[Start PROVIDED RECORDS]
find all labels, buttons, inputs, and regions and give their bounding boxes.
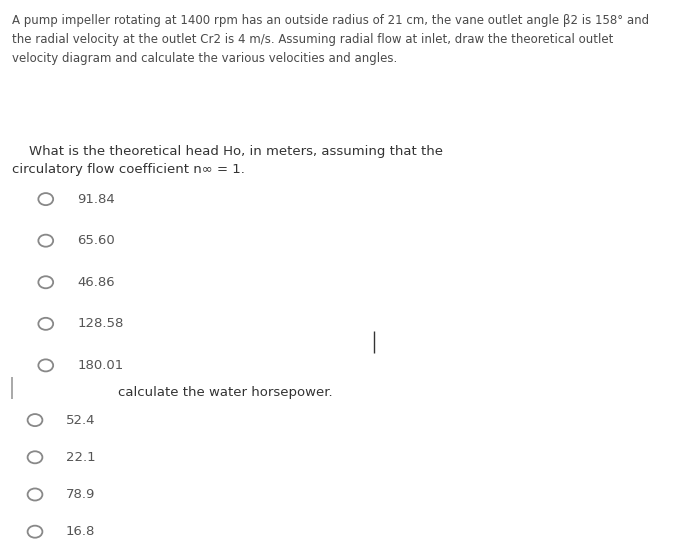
Circle shape (28, 414, 42, 426)
Text: calculate the water horsepower.: calculate the water horsepower. (118, 386, 332, 399)
Text: 22.1: 22.1 (66, 451, 96, 464)
Text: 52.4: 52.4 (66, 414, 96, 427)
Text: 128.58: 128.58 (77, 317, 124, 330)
Circle shape (28, 451, 42, 463)
Circle shape (38, 193, 53, 205)
Text: 91.84: 91.84 (77, 193, 115, 206)
Circle shape (38, 359, 53, 371)
Text: What is the theoretical head Ho, in meters, assuming that the
circulatory flow c: What is the theoretical head Ho, in mete… (12, 145, 443, 176)
Circle shape (38, 235, 53, 247)
Circle shape (28, 526, 42, 538)
Text: 46.86: 46.86 (77, 276, 115, 289)
Text: 180.01: 180.01 (77, 359, 124, 372)
Circle shape (38, 276, 53, 288)
Text: 16.8: 16.8 (66, 525, 96, 538)
Text: 65.60: 65.60 (77, 234, 115, 247)
Circle shape (38, 318, 53, 330)
Circle shape (28, 488, 42, 501)
Text: A pump impeller rotating at 1400 rpm has an outside radius of 21 cm, the vane ou: A pump impeller rotating at 1400 rpm has… (12, 14, 649, 65)
Text: 78.9: 78.9 (66, 488, 96, 501)
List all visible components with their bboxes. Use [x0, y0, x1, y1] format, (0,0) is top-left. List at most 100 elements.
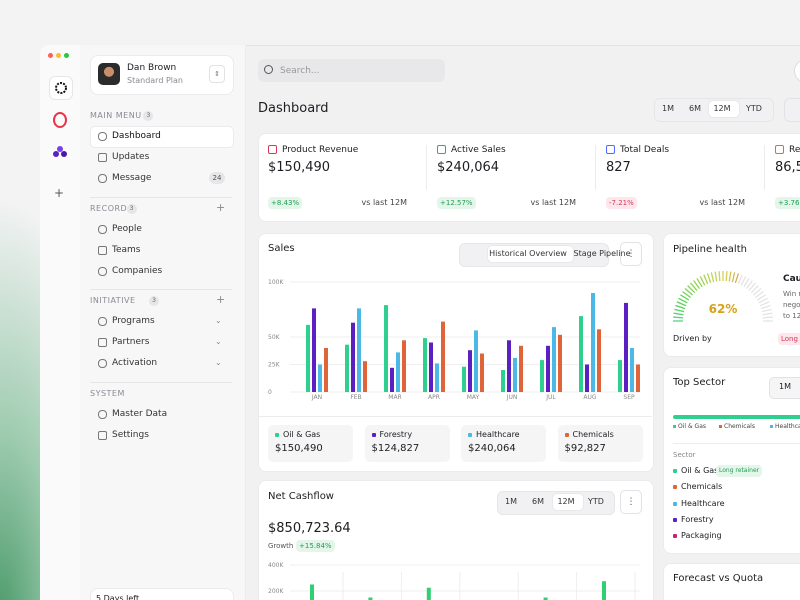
menu-icon — [98, 267, 107, 276]
legend-dot — [371, 433, 376, 437]
user-name: Dan Brown — [127, 63, 177, 73]
more-button[interactable]: ⋮ — [620, 242, 642, 266]
menu-icon — [98, 153, 107, 162]
menu-icon — [98, 174, 107, 183]
side-line: to 12 — [783, 312, 800, 320]
section-count: 3 — [143, 111, 154, 121]
kpi-change: +8.43% — [268, 197, 303, 209]
kpi-divider — [426, 145, 427, 190]
driven-badge: Long s — [778, 333, 800, 345]
range-button[interactable] — [769, 377, 800, 399]
sector-name: Forestry — [681, 514, 714, 524]
menu-item[interactable]: Updates — [112, 152, 150, 162]
add-app-button[interactable]: + — [54, 186, 65, 200]
section-title: SYSTEM — [90, 389, 125, 398]
summary-card — [557, 425, 643, 462]
app-icon[interactable] — [49, 76, 73, 100]
kpi-label: Product Revenue — [282, 145, 359, 155]
summary-value: $240,064 — [468, 443, 516, 454]
menu-item[interactable]: Master Data — [112, 409, 168, 419]
menu-item[interactable]: Dashboard — [112, 131, 161, 141]
more-button[interactable]: ⋮ — [620, 490, 642, 514]
section-count: 3 — [149, 296, 159, 306]
kpi-label: Rep — [789, 145, 800, 155]
tab[interactable]: 1M — [505, 497, 517, 506]
menu-item[interactable]: Activation — [112, 358, 158, 368]
account-switch[interactable]: ⇕ — [209, 65, 225, 83]
tab[interactable]: 1M — [662, 104, 674, 113]
app-icon[interactable] — [53, 112, 67, 128]
legend-label: Healthcare — [476, 430, 520, 439]
menu-item[interactable]: Partners — [112, 337, 150, 347]
tab[interactable]: YTD — [588, 497, 604, 506]
summary-value: $92,827 — [564, 443, 606, 454]
menu-item[interactable]: People — [112, 224, 142, 234]
kpi-divider — [764, 145, 765, 190]
menu-badge: 24 — [209, 172, 225, 184]
sector-dot — [673, 485, 677, 490]
menu-item[interactable]: Companies — [112, 266, 163, 276]
profile-card — [90, 55, 234, 95]
divider — [90, 289, 232, 290]
search-placeholder: Search... — [280, 66, 320, 76]
search-box[interactable] — [258, 59, 445, 82]
expand-chevron[interactable]: ⌄ — [215, 316, 222, 325]
menu-icon — [98, 410, 107, 419]
kpi-icon — [606, 145, 615, 154]
user-plan: Standard Plan — [127, 76, 183, 85]
app-icon[interactable] — [52, 146, 68, 158]
tab[interactable]: 12M — [713, 104, 731, 113]
legend-label: Oil & Gas — [678, 423, 707, 430]
tab[interactable]: 6M — [689, 104, 701, 113]
add-button[interactable]: + — [216, 201, 226, 214]
section-count: 3 — [126, 204, 137, 214]
sector-dot — [673, 469, 677, 473]
kpi-divider — [595, 145, 596, 190]
tab[interactable]: 6M — [532, 497, 544, 506]
divider — [673, 443, 800, 444]
tab[interactable]: Historical Overview — [489, 249, 567, 258]
kpi-compare: vs last 12M — [699, 198, 746, 207]
card-title: Top Sector — [673, 377, 726, 388]
kpi-change: -7.21% — [606, 197, 637, 209]
more-button[interactable] — [784, 98, 800, 122]
growth-label: Growth — [268, 542, 294, 550]
summary-value: $150,490 — [275, 443, 323, 454]
trial-text: 5 Days left — [96, 594, 140, 600]
tab[interactable]: Stage Pipeline — [573, 249, 631, 258]
sector-name: Healthcare — [681, 498, 725, 508]
kpi-compare: vs last 12M — [361, 198, 408, 207]
menu-item[interactable]: Message — [112, 173, 152, 183]
legend-dot — [719, 425, 722, 428]
add-button[interactable]: + — [216, 293, 226, 306]
kpi-label: Total Deals — [620, 145, 670, 155]
kpi-icon — [437, 145, 446, 154]
expand-chevron[interactable]: ⌄ — [215, 337, 222, 346]
driven-label: Driven by — [673, 334, 712, 343]
tab[interactable]: 12M — [557, 497, 575, 506]
active-item-bg — [90, 126, 234, 148]
window-dot — [48, 53, 53, 58]
sector-dot — [673, 534, 677, 539]
menu-item[interactable]: Programs — [112, 316, 155, 326]
tab-active-bg — [553, 494, 583, 510]
menu-icon — [98, 317, 107, 326]
avatar — [98, 63, 120, 85]
summary-card — [461, 425, 546, 462]
side-title: Cau — [783, 274, 800, 284]
sector-dot — [673, 501, 677, 506]
kpi-compare: vs last 12M — [530, 198, 577, 207]
legend-label: Chemicals — [572, 430, 614, 439]
section-title: INITIATIVE — [90, 296, 136, 305]
kpi-card — [258, 133, 800, 222]
menu-item[interactable]: Teams — [112, 245, 141, 255]
summary-card — [268, 425, 353, 462]
sector-dot — [673, 517, 677, 522]
expand-chevron[interactable]: ⌄ — [215, 358, 222, 367]
tab[interactable]: YTD — [746, 104, 762, 113]
menu-icon — [98, 431, 107, 440]
summary-value: $124,827 — [371, 443, 420, 454]
menu-item[interactable]: Settings — [112, 430, 149, 440]
growth-value: +15.84% — [296, 540, 335, 552]
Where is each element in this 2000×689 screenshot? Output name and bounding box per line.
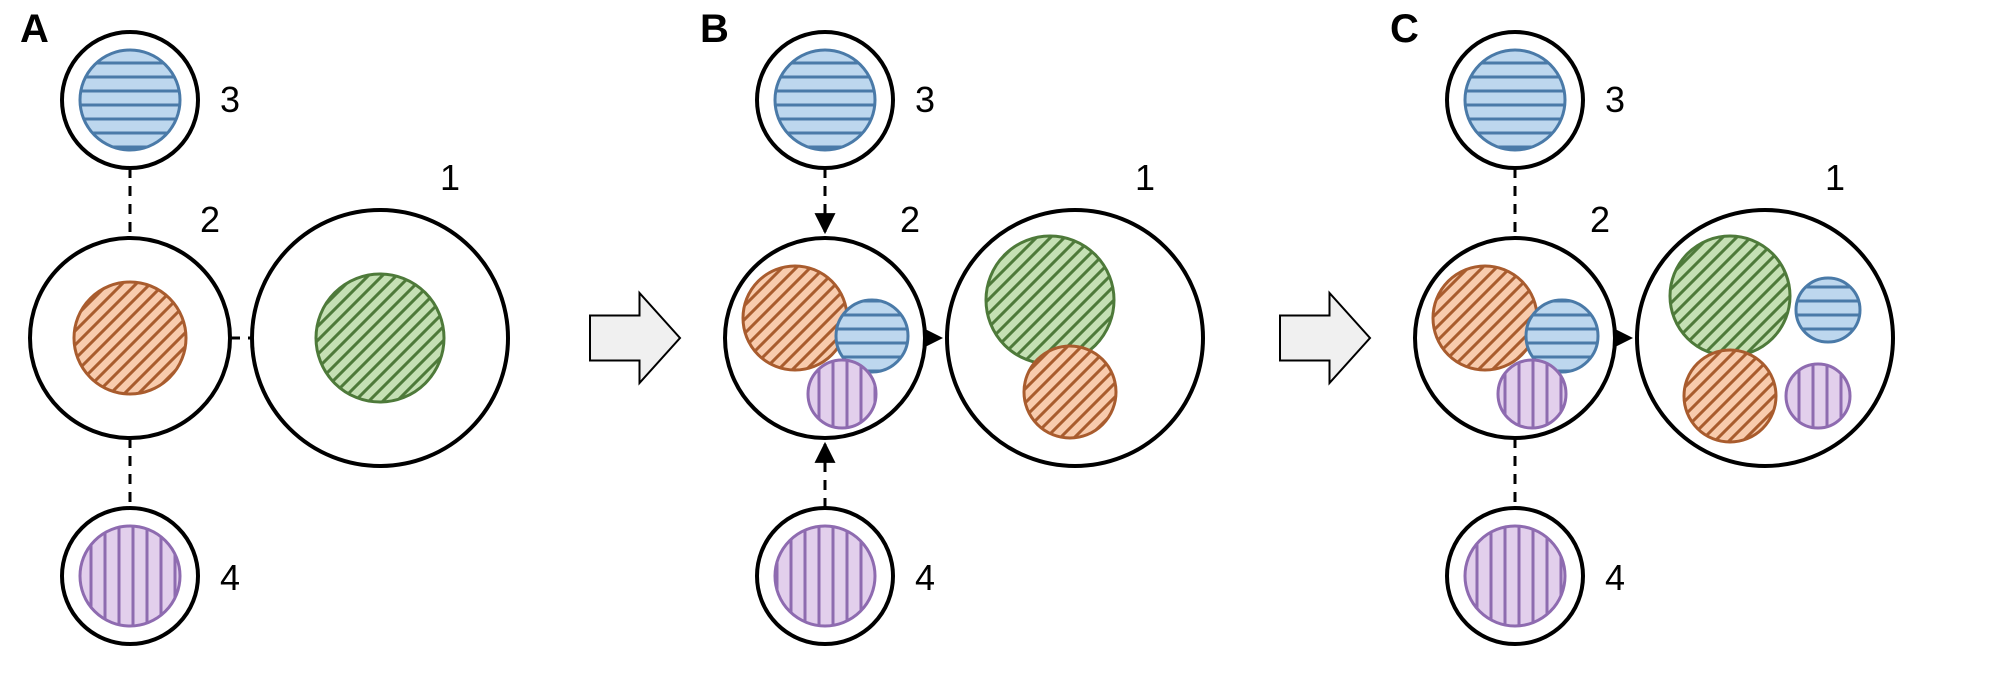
inner-green [986, 236, 1114, 364]
diagram-svg: A 1 2 3 4 B 1 2 3 4 C 1 2 3 4 [0, 0, 2000, 689]
node-label-n3: 3 [1605, 79, 1625, 120]
inner-blue [1465, 50, 1565, 150]
panel-label-A: A [20, 7, 49, 51]
inner-purple [775, 526, 875, 626]
node-label-n2: 2 [900, 199, 920, 240]
panel-label-B: B [700, 7, 729, 51]
inner-purple [808, 360, 876, 428]
inner-blue [1796, 278, 1860, 342]
node-label-n1: 1 [1135, 157, 1155, 198]
inner-orange [1433, 266, 1537, 370]
inner-orange [74, 282, 186, 394]
node-label-n4: 4 [1605, 557, 1625, 598]
node-label-n1: 1 [1825, 157, 1845, 198]
inner-purple [1786, 364, 1850, 428]
diagram-root: A 1 2 3 4 B 1 2 3 4 C 1 2 3 4 [0, 0, 2000, 689]
panel-label-C: C [1390, 7, 1419, 51]
inner-green [316, 274, 444, 402]
inner-purple [1498, 360, 1566, 428]
inner-blue [775, 50, 875, 150]
inner-orange [1684, 350, 1776, 442]
inner-orange [1024, 346, 1116, 438]
inner-green [1670, 236, 1790, 356]
node-label-n4: 4 [220, 557, 240, 598]
node-label-n1: 1 [440, 157, 460, 198]
node-label-n2: 2 [1590, 199, 1610, 240]
inner-purple [1465, 526, 1565, 626]
node-label-n3: 3 [915, 79, 935, 120]
node-label-n4: 4 [915, 557, 935, 598]
inner-orange [743, 266, 847, 370]
inner-purple [80, 526, 180, 626]
inner-blue [80, 50, 180, 150]
node-label-n2: 2 [200, 199, 220, 240]
node-label-n3: 3 [220, 79, 240, 120]
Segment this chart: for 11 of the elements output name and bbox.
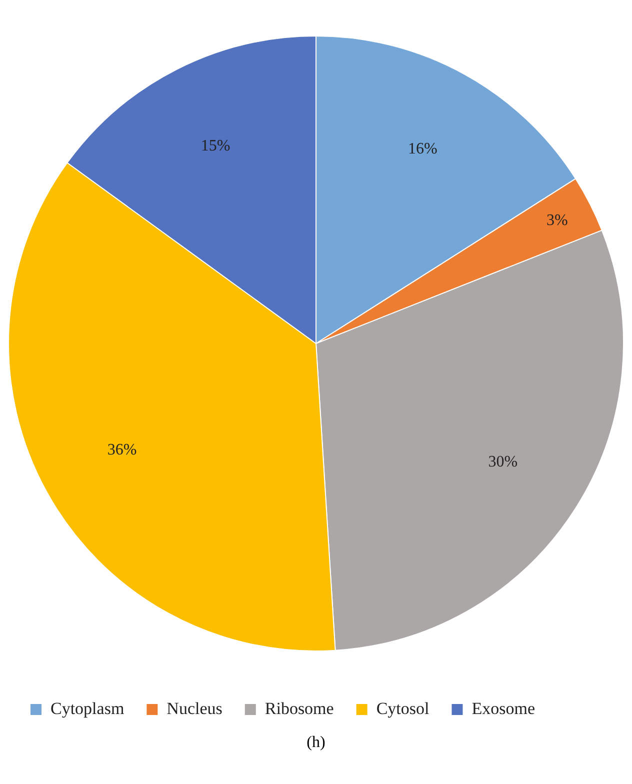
data-label: 16%: [408, 140, 438, 158]
data-label: 15%: [200, 137, 230, 154]
text: (h): [306, 734, 326, 752]
data-label: 30%: [488, 453, 518, 470]
legend-label: Nucleus: [166, 698, 222, 718]
data-label: 36%: [107, 441, 137, 458]
legend-label: Ribosome: [264, 698, 334, 718]
legend-label: Exosome: [472, 698, 536, 718]
data-label: 3%: [546, 212, 568, 229]
legend-label: Cytoplasm: [50, 698, 124, 718]
legend-label: Cytosol: [376, 698, 430, 718]
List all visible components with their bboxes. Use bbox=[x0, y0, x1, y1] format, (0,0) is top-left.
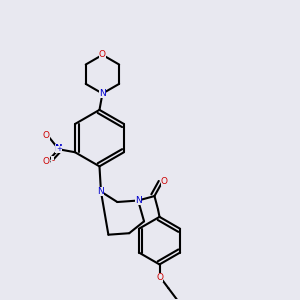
Text: N: N bbox=[99, 89, 106, 98]
Text: O: O bbox=[161, 177, 168, 186]
Text: O: O bbox=[43, 131, 50, 140]
Text: -: - bbox=[51, 156, 54, 165]
Text: +: + bbox=[56, 146, 62, 152]
Text: O: O bbox=[99, 50, 106, 59]
Text: N: N bbox=[98, 187, 104, 196]
Text: O: O bbox=[43, 157, 50, 166]
Text: N: N bbox=[135, 196, 142, 205]
Text: O: O bbox=[156, 273, 163, 282]
Text: N: N bbox=[55, 145, 62, 154]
[End PROVIDED RECORDS]
Reproduce the records verbatim, starting at the line containing "data-label: 16%: [408, 140, 438, 158]" and ending at the final line of the records, with both ends included. Omit the pictures.

## RESPONSE FOR THIS EXERCISE
data-label: 16%: [408, 140, 438, 158]
data-label: 15%: [200, 137, 230, 154]
text: (h): [306, 734, 326, 752]
data-label: 30%: [488, 453, 518, 470]
legend-label: Nucleus: [166, 698, 222, 718]
data-label: 36%: [107, 441, 137, 458]
legend-label: Ribosome: [264, 698, 334, 718]
legend-label: Exosome: [472, 698, 536, 718]
data-label: 3%: [546, 212, 568, 229]
legend-label: Cytoplasm: [50, 698, 124, 718]
legend-label: Cytosol: [376, 698, 430, 718]
List all visible components with their bboxes. Use bbox=[x0, y0, x1, y1] format, (0,0) is top-left.
Text: N: N bbox=[99, 89, 106, 98]
Text: O: O bbox=[161, 177, 168, 186]
Text: O: O bbox=[43, 131, 50, 140]
Text: -: - bbox=[51, 156, 54, 165]
Text: +: + bbox=[56, 146, 62, 152]
Text: O: O bbox=[99, 50, 106, 59]
Text: N: N bbox=[98, 187, 104, 196]
Text: O: O bbox=[43, 157, 50, 166]
Text: N: N bbox=[135, 196, 142, 205]
Text: O: O bbox=[156, 273, 163, 282]
Text: N: N bbox=[55, 145, 62, 154]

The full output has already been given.